··· Given data ···

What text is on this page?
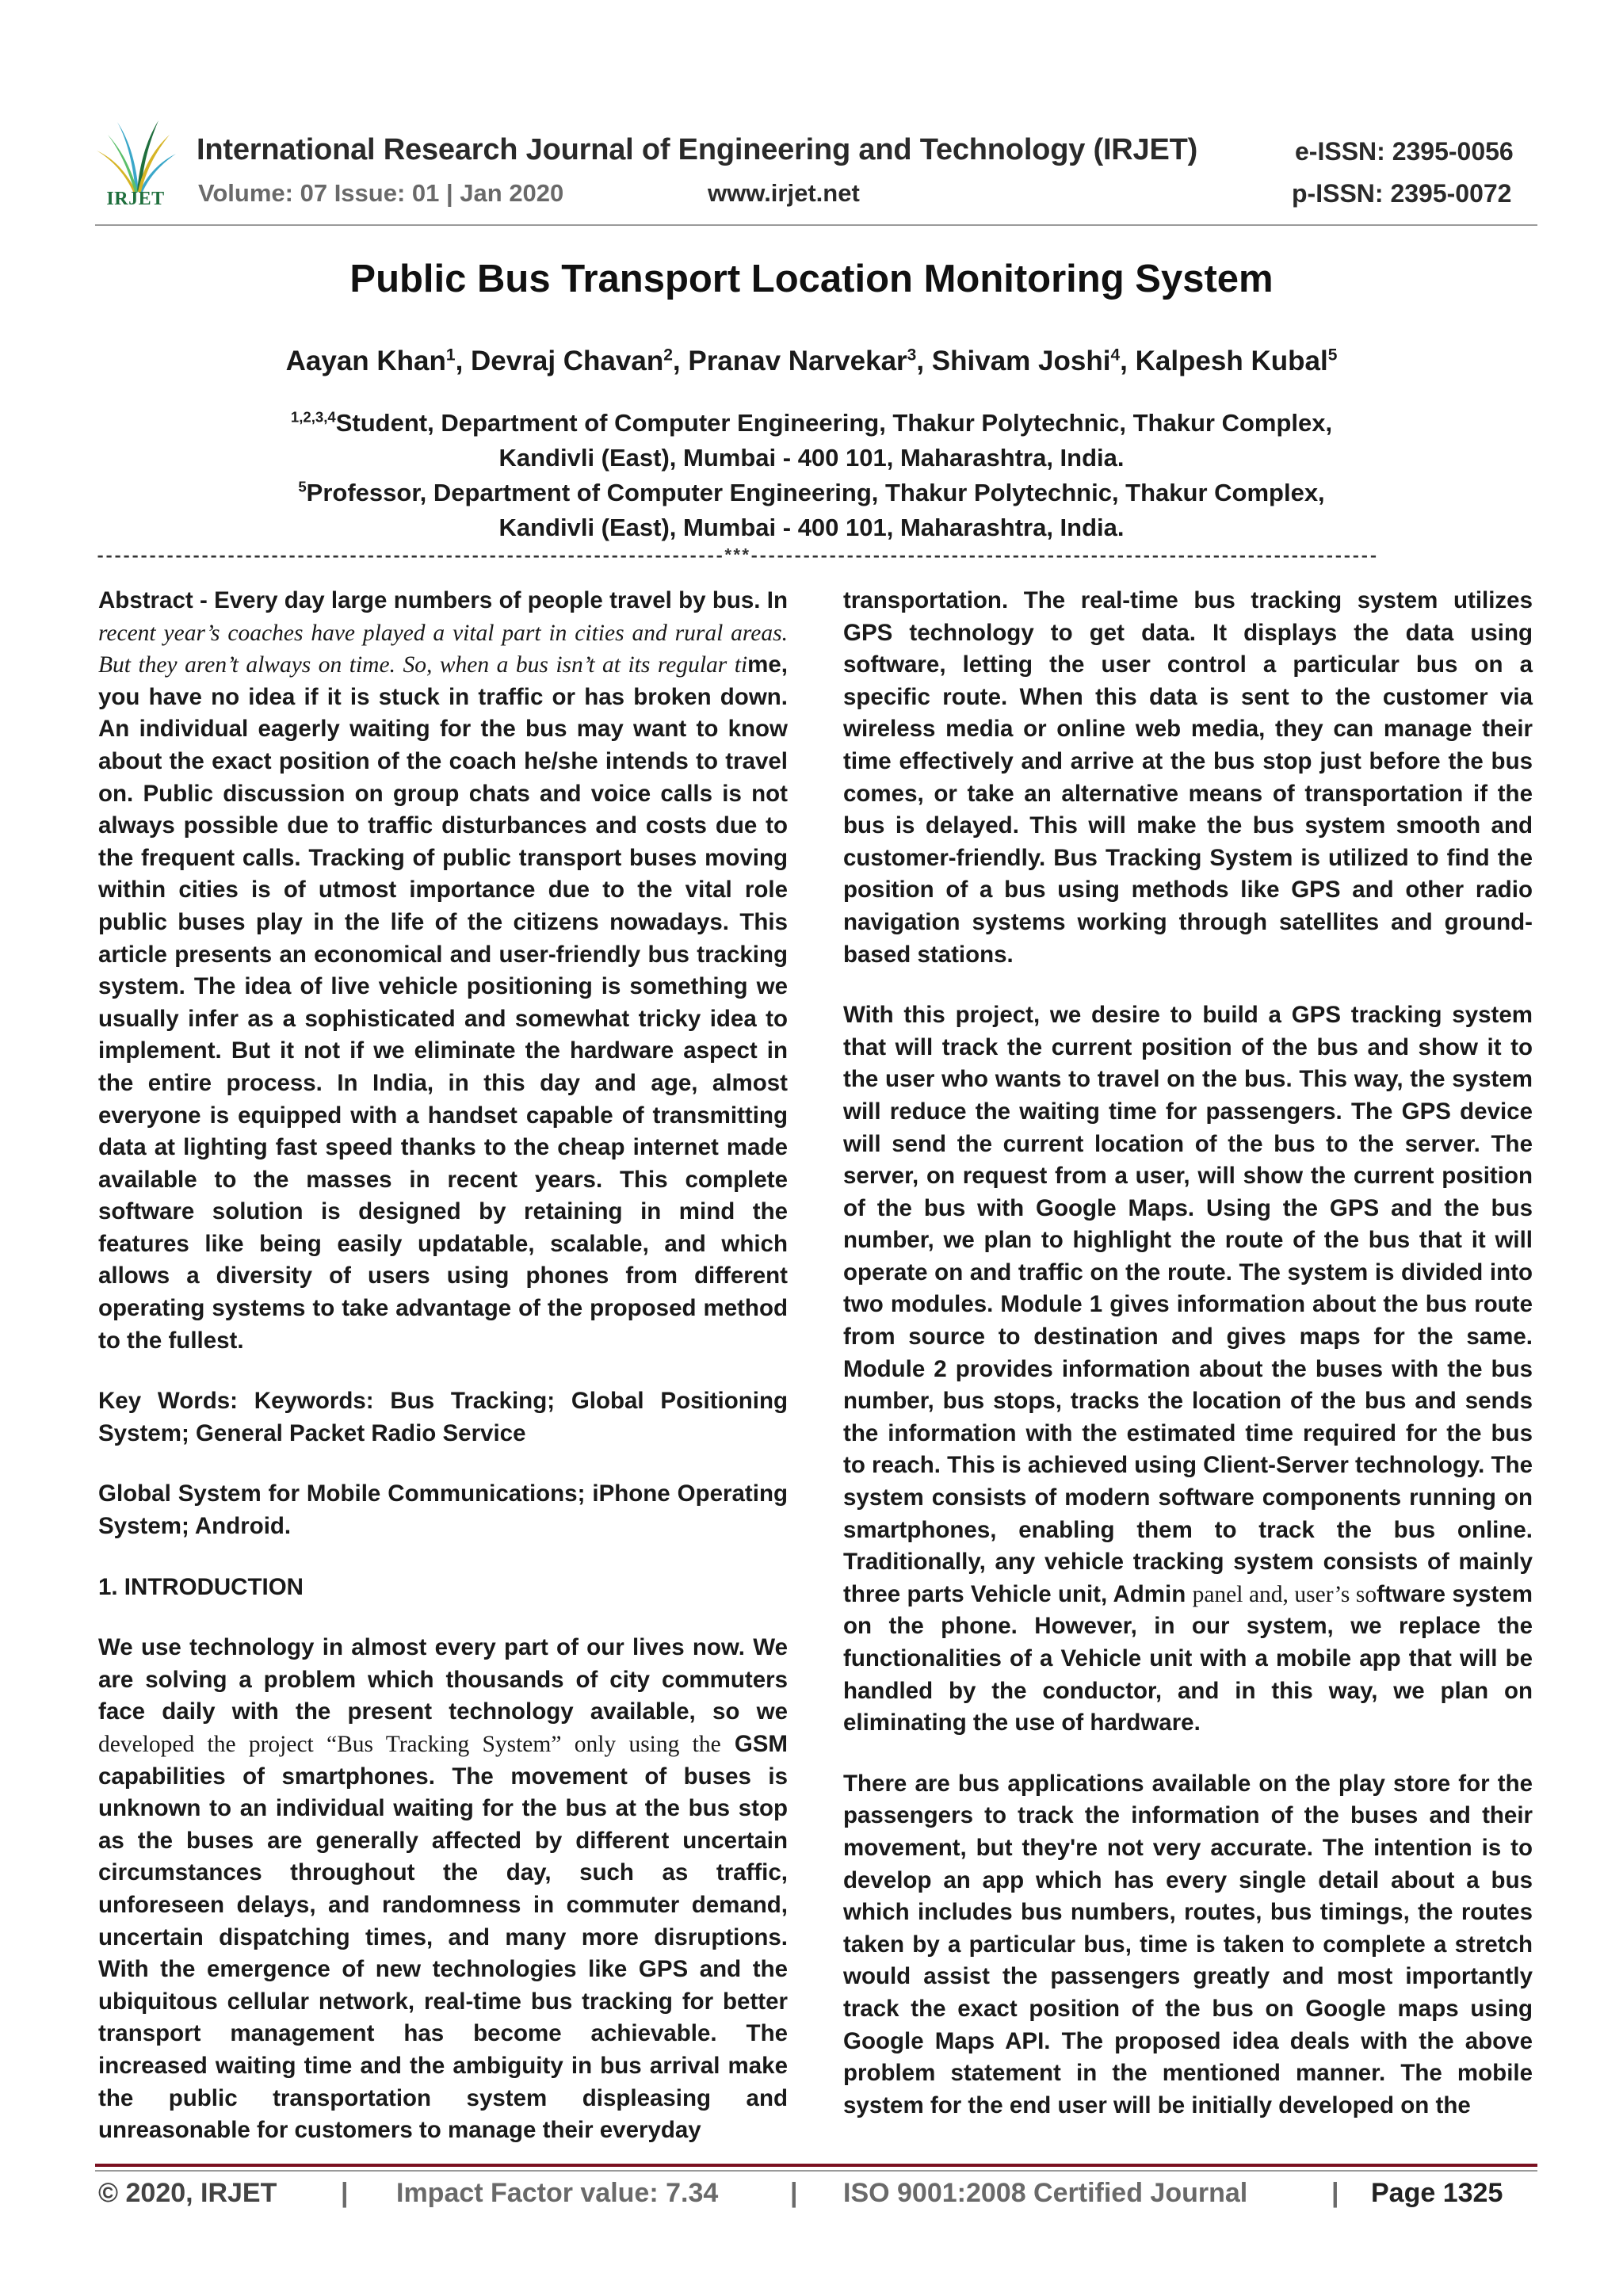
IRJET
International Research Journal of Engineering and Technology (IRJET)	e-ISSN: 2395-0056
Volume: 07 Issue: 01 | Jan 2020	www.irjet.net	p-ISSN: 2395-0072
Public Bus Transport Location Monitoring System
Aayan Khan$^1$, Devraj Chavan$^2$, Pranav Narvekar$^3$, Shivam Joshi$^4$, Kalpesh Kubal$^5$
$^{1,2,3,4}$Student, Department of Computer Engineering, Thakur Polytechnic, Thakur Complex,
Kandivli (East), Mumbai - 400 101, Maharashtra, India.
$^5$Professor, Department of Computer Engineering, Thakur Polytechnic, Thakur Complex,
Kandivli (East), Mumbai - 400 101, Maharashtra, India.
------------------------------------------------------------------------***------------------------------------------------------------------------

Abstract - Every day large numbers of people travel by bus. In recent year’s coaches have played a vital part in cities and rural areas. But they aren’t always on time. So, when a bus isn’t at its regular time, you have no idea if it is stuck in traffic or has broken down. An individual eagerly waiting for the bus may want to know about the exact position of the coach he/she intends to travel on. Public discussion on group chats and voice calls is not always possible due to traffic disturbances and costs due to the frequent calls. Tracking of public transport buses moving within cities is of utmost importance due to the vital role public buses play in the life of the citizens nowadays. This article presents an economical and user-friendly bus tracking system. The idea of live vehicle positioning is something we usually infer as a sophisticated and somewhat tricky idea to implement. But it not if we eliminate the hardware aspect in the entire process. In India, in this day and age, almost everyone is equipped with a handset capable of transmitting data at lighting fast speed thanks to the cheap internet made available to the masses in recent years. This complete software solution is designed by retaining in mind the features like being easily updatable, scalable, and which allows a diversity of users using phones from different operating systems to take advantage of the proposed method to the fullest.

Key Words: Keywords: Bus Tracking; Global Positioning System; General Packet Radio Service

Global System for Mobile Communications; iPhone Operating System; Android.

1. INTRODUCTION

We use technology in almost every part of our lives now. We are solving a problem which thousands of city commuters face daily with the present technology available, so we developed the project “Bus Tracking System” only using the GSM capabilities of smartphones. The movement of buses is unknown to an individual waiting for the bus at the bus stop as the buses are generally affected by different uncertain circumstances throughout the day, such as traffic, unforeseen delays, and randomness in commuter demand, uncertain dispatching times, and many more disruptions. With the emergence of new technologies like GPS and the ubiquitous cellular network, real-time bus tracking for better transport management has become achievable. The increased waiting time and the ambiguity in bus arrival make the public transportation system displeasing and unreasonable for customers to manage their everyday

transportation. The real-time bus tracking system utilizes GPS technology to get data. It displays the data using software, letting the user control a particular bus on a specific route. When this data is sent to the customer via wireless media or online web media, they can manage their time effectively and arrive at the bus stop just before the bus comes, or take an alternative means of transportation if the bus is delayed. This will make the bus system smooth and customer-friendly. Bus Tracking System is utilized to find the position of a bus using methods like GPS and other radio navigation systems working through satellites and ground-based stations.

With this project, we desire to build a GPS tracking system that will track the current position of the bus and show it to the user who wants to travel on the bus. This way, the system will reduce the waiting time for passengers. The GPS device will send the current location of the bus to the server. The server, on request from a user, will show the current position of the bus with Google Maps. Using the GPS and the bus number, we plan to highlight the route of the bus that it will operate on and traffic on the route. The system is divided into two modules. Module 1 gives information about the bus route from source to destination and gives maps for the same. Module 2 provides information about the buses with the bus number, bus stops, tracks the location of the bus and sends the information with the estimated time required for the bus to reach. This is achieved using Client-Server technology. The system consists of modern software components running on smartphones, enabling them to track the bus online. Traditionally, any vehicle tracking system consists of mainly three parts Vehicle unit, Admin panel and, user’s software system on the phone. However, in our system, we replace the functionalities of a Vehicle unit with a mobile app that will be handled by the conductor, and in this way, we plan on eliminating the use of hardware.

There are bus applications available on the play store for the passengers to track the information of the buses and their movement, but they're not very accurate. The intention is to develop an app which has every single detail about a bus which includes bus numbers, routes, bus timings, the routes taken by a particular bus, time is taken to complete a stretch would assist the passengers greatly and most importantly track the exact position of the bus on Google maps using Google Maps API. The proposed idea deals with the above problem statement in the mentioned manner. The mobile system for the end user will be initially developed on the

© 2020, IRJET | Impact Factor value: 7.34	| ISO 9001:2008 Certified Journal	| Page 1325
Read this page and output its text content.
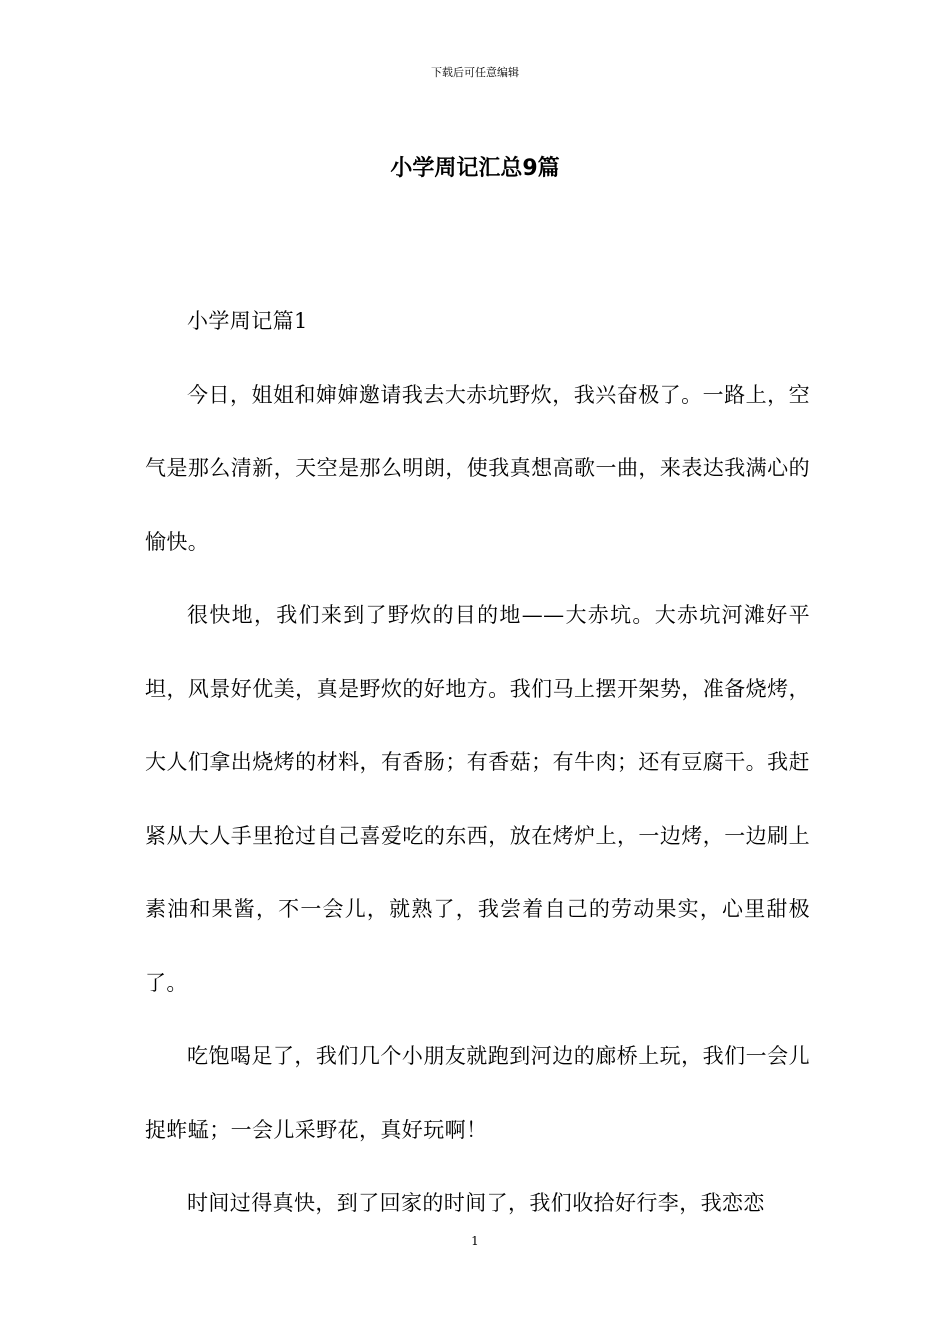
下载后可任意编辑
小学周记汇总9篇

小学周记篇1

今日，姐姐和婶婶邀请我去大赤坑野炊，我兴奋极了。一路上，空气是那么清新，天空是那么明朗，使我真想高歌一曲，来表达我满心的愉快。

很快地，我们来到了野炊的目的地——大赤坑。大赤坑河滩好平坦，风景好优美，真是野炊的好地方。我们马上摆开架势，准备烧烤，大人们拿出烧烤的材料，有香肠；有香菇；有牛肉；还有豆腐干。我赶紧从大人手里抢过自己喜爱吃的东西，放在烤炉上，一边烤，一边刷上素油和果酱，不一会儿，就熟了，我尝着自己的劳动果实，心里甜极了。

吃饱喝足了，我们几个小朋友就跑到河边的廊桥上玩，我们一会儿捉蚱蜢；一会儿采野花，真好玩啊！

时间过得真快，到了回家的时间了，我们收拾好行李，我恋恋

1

···

● What is needed
Omit the pictures and write out exactly the lines from the one containing "Read this page and output its text content." through the last line of the material.

● Task solution
Read this page and output its text content.
下载后可任意编辑
小学周记汇总9篇

小学周记篇1

今日，姐姐和婶婶邀请我去大赤坑野炊，我兴奋极了。一路上，空气是那么清新，天空是那么明朗，使我真想高歌一曲，来表达我满心的愉快。

很快地，我们来到了野炊的目的地——大赤坑。大赤坑河滩好平坦，风景好优美，真是野炊的好地方。我们马上摆开架势，准备烧烤，大人们拿出烧烤的材料，有香肠；有香菇；有牛肉；还有豆腐干。我赶紧从大人手里抢过自己喜爱吃的东西，放在烤炉上，一边烤，一边刷上素油和果酱，不一会儿，就熟了，我尝着自己的劳动果实，心里甜极了。

吃饱喝足了，我们几个小朋友就跑到河边的廊桥上玩，我们一会儿捉蚱蜢；一会儿采野花，真好玩啊！

时间过得真快，到了回家的时间了，我们收拾好行李，我恋恋

1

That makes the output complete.